Records from a dataset
━━━━━━━━

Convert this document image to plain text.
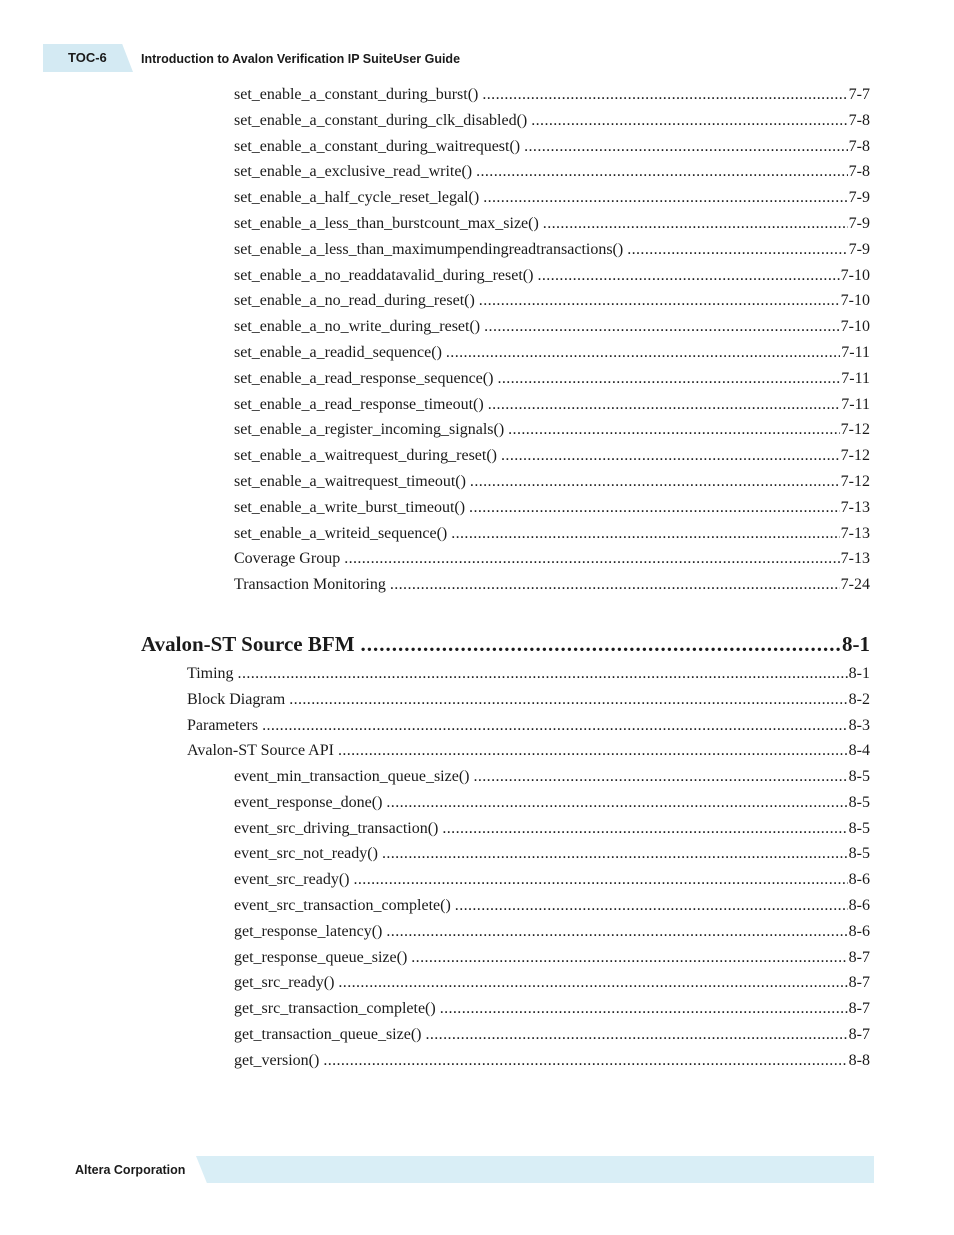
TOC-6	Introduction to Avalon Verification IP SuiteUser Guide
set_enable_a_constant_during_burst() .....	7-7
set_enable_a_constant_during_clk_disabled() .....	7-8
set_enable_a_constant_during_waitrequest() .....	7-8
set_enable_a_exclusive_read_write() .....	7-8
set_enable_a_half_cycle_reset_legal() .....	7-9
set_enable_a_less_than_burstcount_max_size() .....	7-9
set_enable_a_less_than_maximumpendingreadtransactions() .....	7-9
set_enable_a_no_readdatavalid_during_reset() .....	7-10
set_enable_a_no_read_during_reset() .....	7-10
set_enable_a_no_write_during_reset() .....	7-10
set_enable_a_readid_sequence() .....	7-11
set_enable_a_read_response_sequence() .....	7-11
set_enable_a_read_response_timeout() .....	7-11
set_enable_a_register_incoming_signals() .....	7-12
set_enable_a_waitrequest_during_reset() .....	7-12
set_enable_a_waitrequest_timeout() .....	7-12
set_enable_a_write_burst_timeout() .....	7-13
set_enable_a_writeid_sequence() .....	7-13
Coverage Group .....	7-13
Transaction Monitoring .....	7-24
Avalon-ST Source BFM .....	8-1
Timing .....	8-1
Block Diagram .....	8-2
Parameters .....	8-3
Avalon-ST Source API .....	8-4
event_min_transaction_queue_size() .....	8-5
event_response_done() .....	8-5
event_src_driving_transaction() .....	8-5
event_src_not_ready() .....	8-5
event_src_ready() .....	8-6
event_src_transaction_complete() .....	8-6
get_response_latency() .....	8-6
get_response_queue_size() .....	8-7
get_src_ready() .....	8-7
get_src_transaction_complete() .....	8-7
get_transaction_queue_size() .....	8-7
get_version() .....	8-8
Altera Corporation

━━━━━━━━

• _GIVEN PROBLEM_: Pull out the lines above in which the word "Source" appears.

• _RESULT FOR THIS EXERCISE_:
Avalon-ST Source BFM .....	8-1
Avalon-ST Source API .....	8-4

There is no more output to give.